Assemble all lines in which the string "image" appears.

Data records:
↓↓↓

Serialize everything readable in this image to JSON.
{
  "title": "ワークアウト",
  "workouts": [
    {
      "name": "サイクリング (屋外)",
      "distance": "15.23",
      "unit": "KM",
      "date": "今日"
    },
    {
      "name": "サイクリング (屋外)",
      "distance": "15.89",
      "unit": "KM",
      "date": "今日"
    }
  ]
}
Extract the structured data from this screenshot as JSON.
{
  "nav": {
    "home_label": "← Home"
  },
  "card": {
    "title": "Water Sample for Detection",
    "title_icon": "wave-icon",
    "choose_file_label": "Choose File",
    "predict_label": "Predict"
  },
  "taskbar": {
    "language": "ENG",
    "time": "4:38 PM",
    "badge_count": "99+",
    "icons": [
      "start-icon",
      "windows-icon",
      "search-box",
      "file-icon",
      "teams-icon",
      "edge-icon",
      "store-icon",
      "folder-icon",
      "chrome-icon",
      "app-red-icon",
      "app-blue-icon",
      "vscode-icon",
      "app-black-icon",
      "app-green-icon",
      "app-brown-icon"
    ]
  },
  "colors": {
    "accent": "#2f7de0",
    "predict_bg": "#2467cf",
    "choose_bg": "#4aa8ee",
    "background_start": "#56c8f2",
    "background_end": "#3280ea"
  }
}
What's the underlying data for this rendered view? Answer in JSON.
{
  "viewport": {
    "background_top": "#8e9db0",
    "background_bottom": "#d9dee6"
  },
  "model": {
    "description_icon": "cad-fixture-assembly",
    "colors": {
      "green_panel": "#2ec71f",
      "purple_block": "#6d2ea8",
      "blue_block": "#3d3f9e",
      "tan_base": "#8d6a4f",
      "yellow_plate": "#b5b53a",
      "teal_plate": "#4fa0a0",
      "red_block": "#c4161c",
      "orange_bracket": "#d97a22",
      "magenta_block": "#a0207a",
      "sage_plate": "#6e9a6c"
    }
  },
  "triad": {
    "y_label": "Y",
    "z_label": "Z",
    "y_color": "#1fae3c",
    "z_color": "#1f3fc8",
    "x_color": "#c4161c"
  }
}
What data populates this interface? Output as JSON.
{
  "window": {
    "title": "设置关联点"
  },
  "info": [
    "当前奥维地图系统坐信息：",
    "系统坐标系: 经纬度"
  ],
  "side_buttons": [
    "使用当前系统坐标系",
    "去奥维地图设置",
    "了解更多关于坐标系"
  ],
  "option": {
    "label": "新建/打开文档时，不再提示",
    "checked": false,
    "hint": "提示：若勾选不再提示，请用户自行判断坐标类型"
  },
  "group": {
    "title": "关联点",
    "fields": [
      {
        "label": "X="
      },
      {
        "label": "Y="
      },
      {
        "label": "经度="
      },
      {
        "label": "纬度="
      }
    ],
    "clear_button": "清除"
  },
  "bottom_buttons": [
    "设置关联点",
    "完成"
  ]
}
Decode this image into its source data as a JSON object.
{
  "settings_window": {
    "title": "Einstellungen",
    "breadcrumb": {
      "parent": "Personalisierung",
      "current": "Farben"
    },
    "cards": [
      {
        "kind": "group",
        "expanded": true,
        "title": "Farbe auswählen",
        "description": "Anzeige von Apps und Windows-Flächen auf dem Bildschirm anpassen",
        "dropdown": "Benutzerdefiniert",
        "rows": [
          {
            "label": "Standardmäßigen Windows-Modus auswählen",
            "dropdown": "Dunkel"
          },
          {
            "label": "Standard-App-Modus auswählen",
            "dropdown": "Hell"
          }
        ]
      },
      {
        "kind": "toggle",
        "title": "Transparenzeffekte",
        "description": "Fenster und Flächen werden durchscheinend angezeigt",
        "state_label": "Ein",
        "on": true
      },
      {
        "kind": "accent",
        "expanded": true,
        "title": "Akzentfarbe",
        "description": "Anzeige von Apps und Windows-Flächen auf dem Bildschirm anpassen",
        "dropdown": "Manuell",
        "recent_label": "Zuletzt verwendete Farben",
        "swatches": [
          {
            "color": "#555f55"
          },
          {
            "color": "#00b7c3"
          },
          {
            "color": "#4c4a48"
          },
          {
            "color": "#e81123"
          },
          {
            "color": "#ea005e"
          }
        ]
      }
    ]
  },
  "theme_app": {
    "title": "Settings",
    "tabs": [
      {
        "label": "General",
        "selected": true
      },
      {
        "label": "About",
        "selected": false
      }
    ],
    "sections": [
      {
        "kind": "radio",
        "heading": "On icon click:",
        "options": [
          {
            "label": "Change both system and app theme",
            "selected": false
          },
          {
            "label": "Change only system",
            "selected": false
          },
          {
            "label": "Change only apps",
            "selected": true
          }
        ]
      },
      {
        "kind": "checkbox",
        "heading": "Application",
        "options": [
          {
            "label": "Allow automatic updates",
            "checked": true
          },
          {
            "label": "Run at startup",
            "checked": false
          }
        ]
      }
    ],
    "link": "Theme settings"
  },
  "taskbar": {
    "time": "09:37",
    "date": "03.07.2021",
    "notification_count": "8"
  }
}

↑↑↑

### Correct response
Serialize everything readable in this image to JSON.
Decode this image into its source data as a JSON object.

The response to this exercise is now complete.